**Exercise prompt:** Identify the lines that contain the word "Pata" and copy each one.

**Rows:**
·····

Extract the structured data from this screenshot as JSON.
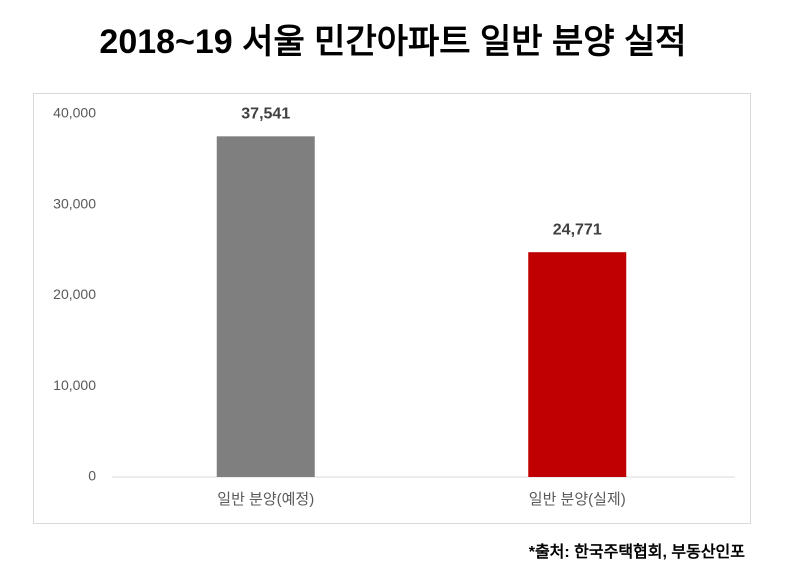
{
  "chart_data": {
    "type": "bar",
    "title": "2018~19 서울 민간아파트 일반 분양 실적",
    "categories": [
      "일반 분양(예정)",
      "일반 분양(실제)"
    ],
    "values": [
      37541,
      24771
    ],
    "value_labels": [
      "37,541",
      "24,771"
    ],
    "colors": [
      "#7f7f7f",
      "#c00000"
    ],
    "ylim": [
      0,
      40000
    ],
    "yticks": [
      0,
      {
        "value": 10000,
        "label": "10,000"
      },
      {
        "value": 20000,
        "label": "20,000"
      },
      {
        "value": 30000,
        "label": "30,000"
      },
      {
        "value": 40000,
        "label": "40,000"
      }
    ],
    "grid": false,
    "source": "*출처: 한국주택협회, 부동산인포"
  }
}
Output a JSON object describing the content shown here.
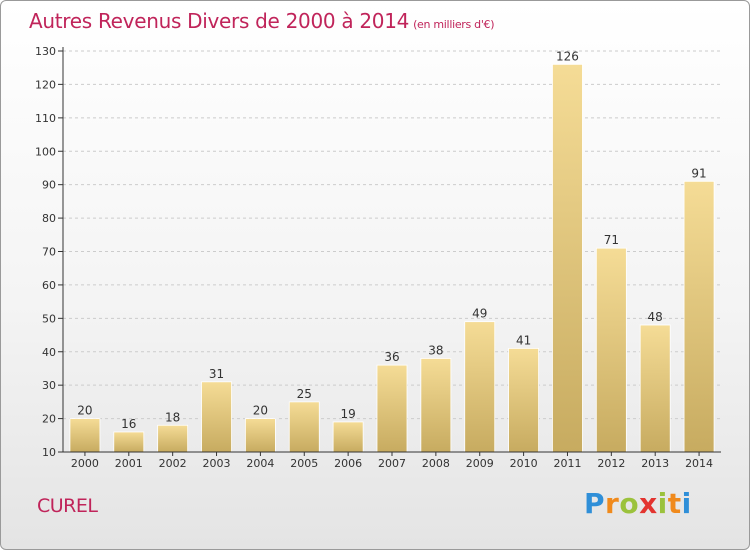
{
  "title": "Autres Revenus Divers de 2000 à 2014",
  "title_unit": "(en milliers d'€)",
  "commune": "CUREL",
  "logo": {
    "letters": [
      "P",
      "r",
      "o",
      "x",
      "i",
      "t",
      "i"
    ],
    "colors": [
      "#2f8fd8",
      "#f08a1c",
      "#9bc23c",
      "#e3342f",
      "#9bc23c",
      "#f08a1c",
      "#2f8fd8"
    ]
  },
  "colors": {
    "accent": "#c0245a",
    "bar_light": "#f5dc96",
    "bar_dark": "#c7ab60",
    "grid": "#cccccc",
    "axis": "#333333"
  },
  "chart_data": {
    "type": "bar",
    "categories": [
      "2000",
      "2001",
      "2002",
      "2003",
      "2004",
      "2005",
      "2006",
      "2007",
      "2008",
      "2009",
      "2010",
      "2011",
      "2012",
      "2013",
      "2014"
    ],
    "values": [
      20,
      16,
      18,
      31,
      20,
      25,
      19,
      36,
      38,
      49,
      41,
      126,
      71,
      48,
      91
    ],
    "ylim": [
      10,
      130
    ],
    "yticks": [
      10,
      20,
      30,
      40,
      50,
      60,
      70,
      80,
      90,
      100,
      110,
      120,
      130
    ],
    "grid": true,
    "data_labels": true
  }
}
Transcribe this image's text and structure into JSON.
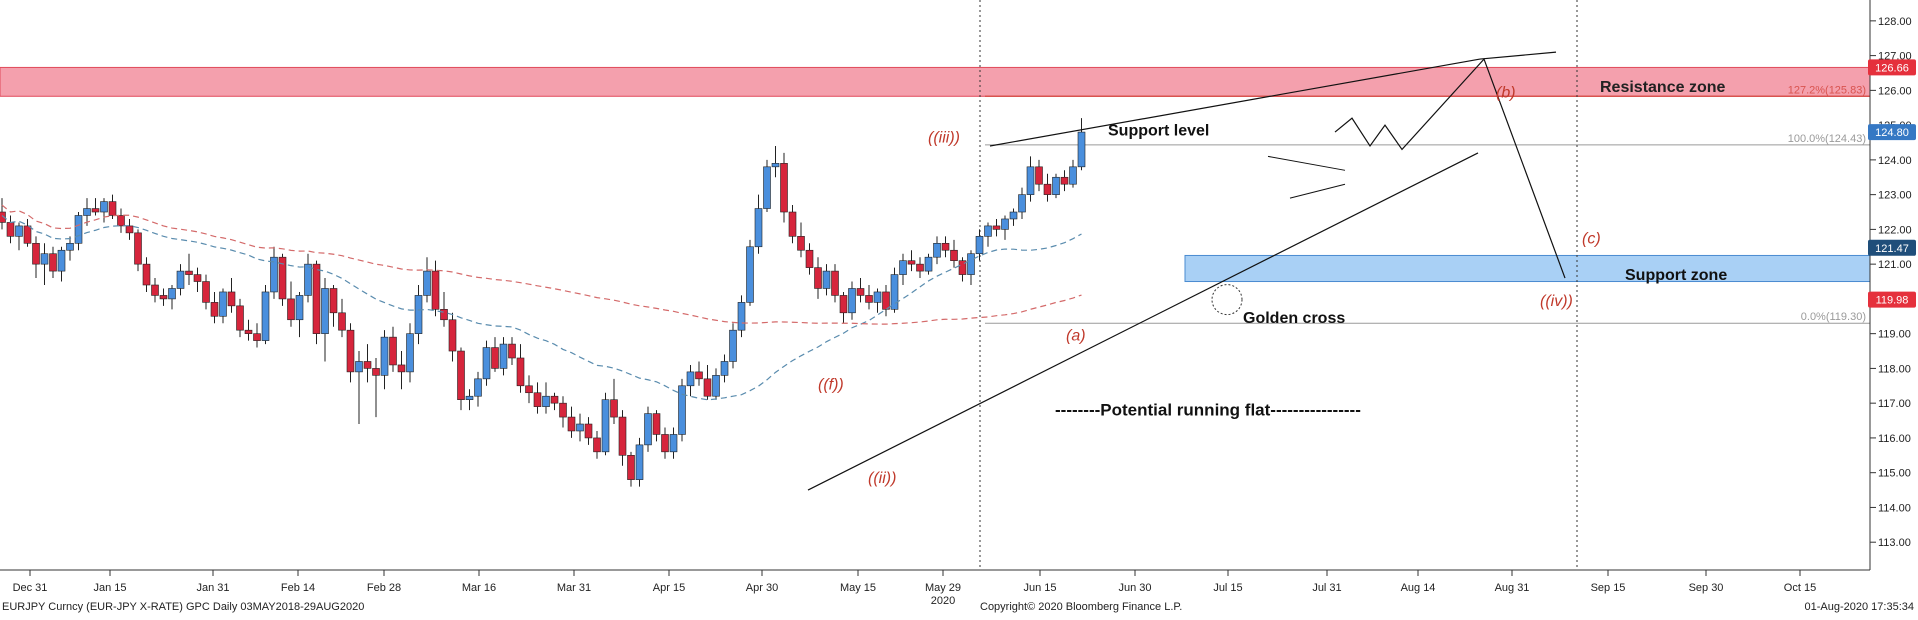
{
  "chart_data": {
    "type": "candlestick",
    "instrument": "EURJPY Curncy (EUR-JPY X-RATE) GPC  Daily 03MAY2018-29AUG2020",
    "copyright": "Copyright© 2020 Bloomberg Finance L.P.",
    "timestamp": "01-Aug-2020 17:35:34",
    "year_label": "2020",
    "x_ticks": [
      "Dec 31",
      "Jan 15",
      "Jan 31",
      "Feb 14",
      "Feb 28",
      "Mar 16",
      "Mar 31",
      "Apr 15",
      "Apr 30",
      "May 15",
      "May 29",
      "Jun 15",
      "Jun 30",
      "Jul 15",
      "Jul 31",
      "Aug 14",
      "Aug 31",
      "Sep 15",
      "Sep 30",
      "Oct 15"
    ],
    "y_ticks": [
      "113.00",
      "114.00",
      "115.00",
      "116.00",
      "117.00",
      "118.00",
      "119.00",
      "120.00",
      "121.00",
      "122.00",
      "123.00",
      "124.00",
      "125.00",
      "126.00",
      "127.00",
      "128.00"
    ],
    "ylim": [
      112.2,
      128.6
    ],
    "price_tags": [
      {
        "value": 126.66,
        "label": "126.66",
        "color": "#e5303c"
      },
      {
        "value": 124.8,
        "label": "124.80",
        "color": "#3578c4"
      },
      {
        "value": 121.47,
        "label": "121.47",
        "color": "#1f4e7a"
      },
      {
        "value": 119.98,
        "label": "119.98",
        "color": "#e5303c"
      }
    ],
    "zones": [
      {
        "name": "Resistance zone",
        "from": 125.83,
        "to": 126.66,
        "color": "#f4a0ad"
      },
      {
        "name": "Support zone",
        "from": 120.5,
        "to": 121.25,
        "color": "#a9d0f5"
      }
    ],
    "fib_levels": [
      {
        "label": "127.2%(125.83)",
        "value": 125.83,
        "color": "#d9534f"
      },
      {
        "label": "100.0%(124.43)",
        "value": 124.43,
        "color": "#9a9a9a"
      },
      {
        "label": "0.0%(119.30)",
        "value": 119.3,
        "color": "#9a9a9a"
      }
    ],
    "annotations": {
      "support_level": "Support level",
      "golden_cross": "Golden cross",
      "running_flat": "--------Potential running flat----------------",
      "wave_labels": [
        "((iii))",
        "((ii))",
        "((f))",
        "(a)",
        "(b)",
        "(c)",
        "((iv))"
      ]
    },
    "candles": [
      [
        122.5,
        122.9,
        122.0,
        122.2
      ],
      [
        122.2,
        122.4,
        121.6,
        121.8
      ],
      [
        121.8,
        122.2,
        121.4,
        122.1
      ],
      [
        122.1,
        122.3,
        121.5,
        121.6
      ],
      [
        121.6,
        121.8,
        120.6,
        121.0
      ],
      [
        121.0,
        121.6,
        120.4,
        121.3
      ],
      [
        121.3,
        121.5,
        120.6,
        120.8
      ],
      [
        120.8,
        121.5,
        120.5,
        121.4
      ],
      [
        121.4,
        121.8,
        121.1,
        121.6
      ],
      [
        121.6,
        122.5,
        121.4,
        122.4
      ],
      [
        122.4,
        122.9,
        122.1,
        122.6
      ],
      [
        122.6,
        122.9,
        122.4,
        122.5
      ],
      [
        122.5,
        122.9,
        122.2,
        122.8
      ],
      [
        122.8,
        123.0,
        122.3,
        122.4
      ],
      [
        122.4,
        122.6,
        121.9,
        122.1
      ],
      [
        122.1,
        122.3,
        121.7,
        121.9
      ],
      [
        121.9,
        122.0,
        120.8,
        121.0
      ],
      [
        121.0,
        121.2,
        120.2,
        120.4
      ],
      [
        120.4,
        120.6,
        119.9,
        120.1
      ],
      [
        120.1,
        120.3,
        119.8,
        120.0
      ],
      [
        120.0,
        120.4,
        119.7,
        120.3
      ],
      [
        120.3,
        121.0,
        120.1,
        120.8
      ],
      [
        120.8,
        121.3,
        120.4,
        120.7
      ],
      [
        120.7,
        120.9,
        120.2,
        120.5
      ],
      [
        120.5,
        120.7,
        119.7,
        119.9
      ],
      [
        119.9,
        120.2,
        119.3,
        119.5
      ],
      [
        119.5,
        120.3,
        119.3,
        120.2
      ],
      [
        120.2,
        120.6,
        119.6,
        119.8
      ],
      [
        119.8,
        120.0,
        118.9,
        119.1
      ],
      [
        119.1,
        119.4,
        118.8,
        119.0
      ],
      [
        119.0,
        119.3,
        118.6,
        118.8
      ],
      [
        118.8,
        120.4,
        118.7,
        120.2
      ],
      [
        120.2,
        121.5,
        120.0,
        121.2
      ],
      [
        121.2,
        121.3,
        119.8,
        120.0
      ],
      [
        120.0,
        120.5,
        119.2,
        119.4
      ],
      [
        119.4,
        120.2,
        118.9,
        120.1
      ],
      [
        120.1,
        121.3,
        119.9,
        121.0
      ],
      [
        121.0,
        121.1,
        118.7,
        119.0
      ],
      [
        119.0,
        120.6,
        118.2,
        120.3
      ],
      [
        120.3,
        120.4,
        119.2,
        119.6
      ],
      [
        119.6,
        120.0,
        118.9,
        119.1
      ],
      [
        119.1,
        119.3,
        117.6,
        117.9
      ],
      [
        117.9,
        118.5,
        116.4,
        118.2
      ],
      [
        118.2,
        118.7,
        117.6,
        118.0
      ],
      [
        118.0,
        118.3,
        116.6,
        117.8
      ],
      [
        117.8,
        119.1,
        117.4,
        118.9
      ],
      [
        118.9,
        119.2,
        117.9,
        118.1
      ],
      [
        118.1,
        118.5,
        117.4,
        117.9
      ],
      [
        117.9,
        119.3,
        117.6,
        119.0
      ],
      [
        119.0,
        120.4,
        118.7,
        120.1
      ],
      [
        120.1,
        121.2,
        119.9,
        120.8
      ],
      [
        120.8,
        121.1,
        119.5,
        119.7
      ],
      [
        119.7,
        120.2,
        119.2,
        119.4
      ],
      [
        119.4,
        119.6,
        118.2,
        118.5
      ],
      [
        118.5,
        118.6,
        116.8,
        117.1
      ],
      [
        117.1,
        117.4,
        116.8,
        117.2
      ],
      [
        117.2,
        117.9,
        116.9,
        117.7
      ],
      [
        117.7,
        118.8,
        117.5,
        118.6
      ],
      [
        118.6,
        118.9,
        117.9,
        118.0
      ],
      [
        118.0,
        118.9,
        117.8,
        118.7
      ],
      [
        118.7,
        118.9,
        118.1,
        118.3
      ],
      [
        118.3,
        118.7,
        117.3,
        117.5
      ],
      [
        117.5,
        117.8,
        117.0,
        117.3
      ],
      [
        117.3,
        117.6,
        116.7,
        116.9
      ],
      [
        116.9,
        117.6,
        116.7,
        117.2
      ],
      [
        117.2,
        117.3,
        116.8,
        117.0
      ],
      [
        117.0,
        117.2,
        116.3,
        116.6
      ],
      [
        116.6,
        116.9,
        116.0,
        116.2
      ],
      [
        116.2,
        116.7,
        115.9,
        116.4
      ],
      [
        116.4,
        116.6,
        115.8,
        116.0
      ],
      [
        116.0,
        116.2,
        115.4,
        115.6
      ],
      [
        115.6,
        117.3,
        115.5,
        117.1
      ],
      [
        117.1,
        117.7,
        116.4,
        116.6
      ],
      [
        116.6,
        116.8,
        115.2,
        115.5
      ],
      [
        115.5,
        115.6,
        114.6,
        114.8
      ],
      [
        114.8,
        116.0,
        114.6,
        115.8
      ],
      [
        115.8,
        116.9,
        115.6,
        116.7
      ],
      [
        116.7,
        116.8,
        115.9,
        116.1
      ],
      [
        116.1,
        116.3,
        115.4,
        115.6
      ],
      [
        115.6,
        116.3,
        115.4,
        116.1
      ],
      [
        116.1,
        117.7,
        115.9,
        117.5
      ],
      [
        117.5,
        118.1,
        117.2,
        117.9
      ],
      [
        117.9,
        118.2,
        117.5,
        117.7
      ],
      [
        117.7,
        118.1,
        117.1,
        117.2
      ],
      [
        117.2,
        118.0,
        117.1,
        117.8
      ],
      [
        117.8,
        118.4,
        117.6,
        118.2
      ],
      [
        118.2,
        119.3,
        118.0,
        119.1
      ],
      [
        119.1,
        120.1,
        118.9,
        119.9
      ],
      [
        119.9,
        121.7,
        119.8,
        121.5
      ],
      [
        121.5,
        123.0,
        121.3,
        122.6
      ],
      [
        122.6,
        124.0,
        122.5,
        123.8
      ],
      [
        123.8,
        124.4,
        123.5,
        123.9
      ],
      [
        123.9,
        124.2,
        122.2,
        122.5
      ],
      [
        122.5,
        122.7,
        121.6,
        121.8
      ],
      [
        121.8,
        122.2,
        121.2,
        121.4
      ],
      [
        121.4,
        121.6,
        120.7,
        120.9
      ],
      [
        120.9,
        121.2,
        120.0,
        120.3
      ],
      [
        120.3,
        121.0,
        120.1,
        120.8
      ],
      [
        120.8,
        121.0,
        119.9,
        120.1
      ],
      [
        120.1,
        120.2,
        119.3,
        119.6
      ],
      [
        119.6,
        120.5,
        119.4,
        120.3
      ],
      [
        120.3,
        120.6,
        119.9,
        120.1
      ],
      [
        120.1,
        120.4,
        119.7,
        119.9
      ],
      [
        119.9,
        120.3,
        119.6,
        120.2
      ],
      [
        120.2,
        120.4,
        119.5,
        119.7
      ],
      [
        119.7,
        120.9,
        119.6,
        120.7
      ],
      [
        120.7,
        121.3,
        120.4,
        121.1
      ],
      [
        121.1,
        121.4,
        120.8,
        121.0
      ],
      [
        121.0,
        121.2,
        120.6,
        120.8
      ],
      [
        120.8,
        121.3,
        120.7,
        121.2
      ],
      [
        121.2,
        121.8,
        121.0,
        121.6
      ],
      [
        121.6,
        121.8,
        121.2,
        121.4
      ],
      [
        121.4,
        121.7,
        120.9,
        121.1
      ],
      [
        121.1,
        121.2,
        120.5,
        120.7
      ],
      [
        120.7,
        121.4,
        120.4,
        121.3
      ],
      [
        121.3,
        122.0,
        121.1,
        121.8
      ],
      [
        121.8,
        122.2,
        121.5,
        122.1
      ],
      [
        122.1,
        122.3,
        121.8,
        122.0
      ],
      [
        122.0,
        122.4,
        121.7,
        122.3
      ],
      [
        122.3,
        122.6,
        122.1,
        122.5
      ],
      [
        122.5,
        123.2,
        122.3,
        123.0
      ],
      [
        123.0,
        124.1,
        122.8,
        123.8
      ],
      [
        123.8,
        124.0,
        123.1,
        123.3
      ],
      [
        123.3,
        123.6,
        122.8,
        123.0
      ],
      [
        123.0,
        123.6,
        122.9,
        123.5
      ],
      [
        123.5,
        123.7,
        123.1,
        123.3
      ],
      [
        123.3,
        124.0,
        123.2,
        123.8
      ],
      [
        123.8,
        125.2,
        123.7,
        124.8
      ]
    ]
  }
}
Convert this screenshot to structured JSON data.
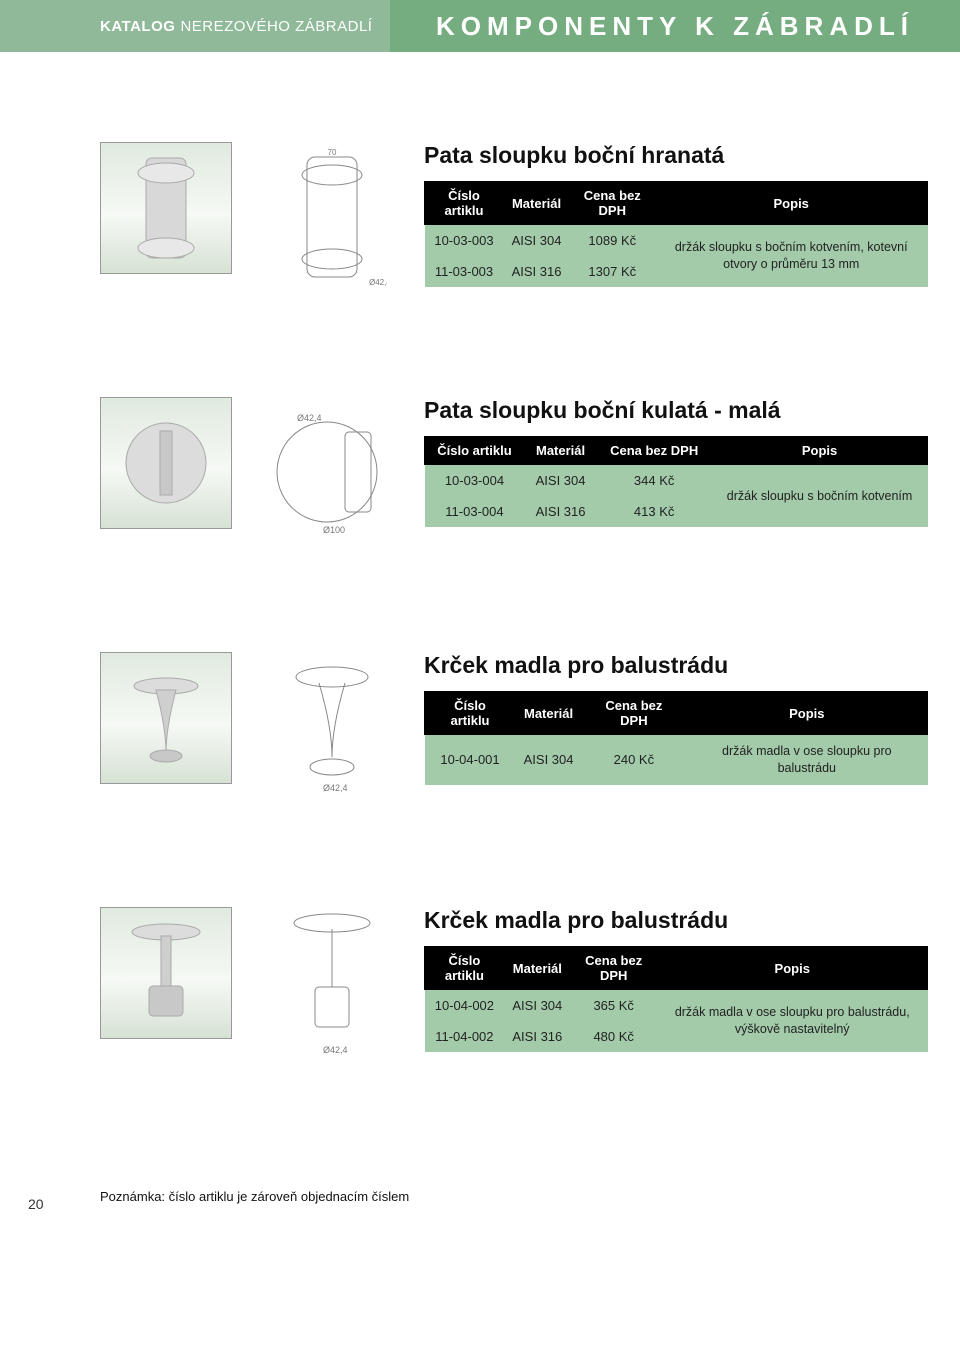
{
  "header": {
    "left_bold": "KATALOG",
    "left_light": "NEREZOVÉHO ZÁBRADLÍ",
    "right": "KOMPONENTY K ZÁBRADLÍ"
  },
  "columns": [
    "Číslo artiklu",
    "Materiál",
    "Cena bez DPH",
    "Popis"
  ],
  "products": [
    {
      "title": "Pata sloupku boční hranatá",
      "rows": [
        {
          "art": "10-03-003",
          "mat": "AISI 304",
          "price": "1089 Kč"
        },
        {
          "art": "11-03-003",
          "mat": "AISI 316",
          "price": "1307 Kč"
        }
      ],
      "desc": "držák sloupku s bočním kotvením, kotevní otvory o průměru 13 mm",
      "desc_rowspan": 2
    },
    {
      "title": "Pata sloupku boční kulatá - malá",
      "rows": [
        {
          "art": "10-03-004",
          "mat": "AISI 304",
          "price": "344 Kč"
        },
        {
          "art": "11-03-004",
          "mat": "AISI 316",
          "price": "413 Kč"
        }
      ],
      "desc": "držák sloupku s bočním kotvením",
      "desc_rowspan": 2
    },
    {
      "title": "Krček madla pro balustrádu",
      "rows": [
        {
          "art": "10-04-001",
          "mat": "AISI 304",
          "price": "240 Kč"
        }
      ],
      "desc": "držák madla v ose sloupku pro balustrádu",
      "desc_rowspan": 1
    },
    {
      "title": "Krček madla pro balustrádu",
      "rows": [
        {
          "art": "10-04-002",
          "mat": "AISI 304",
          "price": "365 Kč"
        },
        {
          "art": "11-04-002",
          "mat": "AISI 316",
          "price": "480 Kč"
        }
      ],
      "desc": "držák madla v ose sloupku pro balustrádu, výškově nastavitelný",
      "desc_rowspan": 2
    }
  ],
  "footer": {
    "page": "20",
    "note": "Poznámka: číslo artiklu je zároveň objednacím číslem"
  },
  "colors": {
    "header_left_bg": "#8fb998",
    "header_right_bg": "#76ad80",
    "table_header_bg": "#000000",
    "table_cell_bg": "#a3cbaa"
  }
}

·····

**Answer to this task:**
      "title": "Pata sloupku boční hranatá",
      "title": "Pata sloupku boční kulatá - malá",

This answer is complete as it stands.